↓↓↓

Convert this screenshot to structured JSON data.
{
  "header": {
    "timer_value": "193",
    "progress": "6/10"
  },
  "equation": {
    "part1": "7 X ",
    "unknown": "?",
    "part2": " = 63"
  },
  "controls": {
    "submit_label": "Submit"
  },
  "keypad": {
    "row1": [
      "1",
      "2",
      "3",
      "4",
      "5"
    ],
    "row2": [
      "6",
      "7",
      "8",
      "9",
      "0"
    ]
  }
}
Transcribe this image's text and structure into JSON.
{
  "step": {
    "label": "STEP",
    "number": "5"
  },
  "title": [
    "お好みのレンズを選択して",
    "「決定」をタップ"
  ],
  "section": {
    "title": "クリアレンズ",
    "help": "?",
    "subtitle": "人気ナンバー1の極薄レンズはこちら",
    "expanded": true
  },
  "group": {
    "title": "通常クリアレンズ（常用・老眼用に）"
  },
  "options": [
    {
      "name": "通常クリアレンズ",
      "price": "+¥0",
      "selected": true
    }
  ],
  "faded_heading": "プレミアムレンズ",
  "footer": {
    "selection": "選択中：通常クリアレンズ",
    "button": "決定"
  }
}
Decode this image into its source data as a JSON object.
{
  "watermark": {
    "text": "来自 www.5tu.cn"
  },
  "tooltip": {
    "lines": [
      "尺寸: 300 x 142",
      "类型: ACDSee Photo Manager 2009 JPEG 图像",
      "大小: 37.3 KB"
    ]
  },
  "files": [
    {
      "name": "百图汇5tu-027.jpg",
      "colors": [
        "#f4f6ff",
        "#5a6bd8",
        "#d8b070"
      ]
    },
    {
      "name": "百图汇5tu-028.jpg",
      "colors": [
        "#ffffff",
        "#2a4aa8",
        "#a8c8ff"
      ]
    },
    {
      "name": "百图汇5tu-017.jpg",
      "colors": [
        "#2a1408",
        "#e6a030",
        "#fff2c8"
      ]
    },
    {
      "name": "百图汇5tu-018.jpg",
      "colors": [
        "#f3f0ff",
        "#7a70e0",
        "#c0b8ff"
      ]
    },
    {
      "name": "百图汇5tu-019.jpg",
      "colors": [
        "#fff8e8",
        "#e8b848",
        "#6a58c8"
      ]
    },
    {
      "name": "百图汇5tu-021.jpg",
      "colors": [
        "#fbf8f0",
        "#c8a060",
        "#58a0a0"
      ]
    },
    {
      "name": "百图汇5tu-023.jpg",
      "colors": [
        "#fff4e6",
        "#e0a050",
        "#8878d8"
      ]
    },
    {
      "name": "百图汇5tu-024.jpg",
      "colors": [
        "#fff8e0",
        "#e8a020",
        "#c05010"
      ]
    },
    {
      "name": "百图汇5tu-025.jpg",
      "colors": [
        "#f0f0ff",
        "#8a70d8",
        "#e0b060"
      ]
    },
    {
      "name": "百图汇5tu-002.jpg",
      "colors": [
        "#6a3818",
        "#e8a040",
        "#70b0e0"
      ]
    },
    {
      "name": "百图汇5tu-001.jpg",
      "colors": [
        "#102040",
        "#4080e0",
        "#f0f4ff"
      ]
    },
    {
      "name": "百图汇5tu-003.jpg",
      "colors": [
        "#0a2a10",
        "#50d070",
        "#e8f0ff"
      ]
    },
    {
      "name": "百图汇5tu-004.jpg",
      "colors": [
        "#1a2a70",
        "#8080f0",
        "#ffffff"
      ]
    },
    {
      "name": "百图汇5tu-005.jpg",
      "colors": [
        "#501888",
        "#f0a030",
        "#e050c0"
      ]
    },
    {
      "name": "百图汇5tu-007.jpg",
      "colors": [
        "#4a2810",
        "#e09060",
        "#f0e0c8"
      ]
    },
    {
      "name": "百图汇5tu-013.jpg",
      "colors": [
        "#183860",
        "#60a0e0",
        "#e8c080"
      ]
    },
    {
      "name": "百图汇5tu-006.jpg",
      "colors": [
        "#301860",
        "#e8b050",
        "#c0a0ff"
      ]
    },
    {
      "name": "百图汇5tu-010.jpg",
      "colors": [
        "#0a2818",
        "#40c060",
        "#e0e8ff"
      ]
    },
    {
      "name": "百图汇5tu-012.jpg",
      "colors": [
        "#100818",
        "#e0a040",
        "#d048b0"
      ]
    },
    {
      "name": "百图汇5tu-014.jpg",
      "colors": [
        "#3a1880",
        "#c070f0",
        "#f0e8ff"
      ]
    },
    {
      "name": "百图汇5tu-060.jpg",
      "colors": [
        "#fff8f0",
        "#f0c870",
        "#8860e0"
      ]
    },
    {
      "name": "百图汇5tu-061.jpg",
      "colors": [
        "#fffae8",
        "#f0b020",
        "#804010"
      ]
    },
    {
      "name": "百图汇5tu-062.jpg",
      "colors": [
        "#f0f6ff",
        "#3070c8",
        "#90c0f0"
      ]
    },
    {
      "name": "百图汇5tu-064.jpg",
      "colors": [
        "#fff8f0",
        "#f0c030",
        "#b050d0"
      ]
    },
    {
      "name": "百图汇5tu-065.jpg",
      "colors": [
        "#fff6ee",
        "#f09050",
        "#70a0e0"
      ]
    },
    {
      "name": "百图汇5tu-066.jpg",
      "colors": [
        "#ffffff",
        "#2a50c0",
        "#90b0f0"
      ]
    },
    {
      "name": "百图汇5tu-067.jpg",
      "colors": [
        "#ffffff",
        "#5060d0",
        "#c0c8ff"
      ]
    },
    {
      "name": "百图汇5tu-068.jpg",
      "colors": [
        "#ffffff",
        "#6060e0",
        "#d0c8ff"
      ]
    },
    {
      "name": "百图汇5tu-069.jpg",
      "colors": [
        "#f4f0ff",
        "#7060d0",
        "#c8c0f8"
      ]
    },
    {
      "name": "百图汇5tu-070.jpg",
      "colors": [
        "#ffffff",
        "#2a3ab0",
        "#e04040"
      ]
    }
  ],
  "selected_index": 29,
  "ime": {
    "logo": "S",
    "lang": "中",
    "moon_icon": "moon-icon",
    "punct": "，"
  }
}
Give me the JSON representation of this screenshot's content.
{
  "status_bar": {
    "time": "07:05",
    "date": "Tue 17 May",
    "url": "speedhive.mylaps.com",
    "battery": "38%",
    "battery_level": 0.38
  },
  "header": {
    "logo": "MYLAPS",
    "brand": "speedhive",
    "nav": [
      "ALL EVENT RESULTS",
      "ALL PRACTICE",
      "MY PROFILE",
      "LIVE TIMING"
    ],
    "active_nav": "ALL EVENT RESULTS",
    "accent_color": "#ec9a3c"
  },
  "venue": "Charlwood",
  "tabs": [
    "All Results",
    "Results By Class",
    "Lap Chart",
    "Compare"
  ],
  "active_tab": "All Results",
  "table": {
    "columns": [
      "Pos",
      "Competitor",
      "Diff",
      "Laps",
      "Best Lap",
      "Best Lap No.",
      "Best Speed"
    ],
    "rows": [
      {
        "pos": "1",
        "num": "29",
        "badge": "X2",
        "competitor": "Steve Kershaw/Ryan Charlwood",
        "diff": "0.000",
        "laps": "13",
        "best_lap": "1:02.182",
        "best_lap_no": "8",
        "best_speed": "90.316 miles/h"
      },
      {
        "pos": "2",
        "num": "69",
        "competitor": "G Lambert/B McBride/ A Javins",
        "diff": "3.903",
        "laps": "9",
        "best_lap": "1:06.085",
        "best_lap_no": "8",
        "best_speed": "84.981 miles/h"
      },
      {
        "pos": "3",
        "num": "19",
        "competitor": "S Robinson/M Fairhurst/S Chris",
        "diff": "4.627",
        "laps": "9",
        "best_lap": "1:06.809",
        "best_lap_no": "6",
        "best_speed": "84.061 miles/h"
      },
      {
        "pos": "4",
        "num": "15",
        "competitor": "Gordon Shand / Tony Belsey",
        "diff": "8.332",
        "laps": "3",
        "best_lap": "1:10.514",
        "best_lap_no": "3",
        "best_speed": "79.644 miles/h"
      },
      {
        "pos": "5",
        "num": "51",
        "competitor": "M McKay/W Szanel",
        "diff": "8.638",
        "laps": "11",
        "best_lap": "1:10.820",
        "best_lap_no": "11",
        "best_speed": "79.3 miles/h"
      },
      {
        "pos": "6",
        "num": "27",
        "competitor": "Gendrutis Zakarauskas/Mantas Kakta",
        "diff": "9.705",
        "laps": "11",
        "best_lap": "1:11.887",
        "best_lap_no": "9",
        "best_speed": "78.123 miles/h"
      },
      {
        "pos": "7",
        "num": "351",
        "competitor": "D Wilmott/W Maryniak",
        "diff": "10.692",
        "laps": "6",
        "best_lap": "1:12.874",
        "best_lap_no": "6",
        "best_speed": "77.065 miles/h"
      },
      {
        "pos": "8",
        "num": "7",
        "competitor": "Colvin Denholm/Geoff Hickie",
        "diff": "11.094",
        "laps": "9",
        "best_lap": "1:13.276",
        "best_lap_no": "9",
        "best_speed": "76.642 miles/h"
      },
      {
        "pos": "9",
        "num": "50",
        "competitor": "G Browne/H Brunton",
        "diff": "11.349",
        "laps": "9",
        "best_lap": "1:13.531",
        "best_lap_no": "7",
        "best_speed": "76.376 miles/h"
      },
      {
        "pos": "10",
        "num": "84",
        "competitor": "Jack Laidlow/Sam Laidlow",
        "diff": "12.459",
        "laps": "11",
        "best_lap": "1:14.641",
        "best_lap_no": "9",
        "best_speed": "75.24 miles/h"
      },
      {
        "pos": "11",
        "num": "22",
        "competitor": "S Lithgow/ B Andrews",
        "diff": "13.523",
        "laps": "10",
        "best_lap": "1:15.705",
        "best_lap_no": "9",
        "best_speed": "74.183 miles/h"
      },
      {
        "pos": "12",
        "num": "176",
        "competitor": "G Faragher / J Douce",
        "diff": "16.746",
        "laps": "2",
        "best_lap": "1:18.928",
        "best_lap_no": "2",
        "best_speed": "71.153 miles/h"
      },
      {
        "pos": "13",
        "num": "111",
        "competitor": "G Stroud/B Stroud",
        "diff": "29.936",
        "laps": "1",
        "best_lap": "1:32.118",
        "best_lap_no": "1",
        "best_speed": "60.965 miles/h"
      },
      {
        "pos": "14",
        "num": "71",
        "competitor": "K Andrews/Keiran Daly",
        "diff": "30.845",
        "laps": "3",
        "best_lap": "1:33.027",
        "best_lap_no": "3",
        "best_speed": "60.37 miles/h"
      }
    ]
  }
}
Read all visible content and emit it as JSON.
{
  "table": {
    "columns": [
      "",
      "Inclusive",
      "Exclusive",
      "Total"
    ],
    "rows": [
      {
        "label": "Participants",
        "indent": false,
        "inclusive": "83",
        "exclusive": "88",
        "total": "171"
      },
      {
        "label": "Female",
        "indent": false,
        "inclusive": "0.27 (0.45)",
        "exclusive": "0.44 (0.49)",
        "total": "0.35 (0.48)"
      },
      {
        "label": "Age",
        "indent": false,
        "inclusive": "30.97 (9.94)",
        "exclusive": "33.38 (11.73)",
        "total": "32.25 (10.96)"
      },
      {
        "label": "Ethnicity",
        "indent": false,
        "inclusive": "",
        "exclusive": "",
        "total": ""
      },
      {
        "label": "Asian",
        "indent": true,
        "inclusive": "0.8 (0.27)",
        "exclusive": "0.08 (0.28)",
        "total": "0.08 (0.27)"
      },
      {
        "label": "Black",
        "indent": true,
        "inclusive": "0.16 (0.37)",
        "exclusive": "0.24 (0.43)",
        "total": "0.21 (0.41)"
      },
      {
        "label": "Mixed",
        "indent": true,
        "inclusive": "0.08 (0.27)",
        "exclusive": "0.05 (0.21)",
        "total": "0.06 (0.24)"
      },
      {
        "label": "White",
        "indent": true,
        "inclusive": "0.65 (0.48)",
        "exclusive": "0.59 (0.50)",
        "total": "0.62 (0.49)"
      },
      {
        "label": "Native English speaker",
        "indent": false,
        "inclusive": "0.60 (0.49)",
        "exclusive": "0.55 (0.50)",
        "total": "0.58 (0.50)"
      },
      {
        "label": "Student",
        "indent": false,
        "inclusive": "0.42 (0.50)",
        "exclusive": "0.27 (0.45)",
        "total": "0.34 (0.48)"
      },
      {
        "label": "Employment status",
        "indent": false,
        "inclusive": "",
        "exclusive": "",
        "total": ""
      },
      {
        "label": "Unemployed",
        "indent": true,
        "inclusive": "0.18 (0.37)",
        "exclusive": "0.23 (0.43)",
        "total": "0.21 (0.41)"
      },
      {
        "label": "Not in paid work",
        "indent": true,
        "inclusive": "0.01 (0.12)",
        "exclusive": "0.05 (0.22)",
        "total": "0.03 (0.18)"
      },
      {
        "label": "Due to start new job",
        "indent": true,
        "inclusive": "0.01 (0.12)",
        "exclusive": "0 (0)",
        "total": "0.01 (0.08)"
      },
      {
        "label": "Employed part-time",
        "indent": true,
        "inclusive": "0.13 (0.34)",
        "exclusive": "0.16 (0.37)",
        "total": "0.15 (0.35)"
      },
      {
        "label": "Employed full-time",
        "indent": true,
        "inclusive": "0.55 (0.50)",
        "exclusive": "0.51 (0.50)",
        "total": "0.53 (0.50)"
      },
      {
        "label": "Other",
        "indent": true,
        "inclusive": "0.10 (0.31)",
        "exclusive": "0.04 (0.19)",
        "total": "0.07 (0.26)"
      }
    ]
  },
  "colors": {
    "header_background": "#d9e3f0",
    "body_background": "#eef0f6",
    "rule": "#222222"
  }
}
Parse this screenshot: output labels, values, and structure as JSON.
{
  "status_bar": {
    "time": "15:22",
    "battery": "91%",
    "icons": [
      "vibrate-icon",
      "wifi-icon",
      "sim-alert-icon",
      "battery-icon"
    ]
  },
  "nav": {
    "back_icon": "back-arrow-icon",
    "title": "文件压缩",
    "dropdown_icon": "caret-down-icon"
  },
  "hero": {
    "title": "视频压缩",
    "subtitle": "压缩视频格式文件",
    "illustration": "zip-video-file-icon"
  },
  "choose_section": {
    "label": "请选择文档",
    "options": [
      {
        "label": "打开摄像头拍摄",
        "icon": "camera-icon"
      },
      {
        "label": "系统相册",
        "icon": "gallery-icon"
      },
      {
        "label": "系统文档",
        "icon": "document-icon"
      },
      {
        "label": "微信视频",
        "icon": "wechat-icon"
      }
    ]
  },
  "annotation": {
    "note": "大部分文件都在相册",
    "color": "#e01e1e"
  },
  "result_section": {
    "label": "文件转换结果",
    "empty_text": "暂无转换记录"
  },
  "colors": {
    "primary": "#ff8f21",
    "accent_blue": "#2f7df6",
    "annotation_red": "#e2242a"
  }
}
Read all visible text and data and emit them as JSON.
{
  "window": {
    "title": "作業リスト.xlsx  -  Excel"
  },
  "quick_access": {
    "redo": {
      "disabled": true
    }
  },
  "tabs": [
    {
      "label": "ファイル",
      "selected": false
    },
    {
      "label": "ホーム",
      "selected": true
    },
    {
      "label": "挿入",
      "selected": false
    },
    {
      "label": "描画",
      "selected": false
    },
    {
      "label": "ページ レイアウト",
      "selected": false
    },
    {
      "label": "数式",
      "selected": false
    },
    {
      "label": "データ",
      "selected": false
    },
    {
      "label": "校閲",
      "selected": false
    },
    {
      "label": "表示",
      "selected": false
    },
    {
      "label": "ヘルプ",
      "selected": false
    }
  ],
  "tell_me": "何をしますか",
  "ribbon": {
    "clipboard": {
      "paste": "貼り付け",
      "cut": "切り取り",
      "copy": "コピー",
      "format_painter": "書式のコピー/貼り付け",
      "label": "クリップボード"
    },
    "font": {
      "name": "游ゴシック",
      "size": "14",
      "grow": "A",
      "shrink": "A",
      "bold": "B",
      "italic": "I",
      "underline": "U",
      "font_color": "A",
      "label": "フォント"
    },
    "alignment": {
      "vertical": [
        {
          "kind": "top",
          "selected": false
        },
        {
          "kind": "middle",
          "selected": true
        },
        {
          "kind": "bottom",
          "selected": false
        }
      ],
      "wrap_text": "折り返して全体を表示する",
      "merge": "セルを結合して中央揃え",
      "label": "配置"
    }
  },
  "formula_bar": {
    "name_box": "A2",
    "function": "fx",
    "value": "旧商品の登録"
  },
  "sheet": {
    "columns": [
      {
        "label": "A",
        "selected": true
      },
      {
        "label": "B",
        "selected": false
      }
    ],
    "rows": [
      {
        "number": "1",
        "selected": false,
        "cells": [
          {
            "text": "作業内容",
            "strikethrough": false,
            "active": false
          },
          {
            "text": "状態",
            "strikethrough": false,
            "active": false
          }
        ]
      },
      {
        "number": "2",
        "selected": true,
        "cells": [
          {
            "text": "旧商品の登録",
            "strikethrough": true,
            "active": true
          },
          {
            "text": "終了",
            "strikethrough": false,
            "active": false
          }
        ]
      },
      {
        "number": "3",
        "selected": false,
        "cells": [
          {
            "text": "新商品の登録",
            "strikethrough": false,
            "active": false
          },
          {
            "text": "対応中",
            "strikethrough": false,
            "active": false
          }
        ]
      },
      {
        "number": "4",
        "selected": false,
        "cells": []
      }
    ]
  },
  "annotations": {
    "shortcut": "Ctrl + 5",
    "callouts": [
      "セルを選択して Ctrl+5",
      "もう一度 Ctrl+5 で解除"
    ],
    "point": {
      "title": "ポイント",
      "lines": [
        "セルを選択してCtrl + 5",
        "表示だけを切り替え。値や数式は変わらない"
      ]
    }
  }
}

↑↑↑

**YOUR GOAL**
Find the string "emit" in the records, then copy each line where it occurs.

**CORRECT ANSWER**
Read all visible content and emit it as JSON.
Read all visible text and data and emit them as JSON.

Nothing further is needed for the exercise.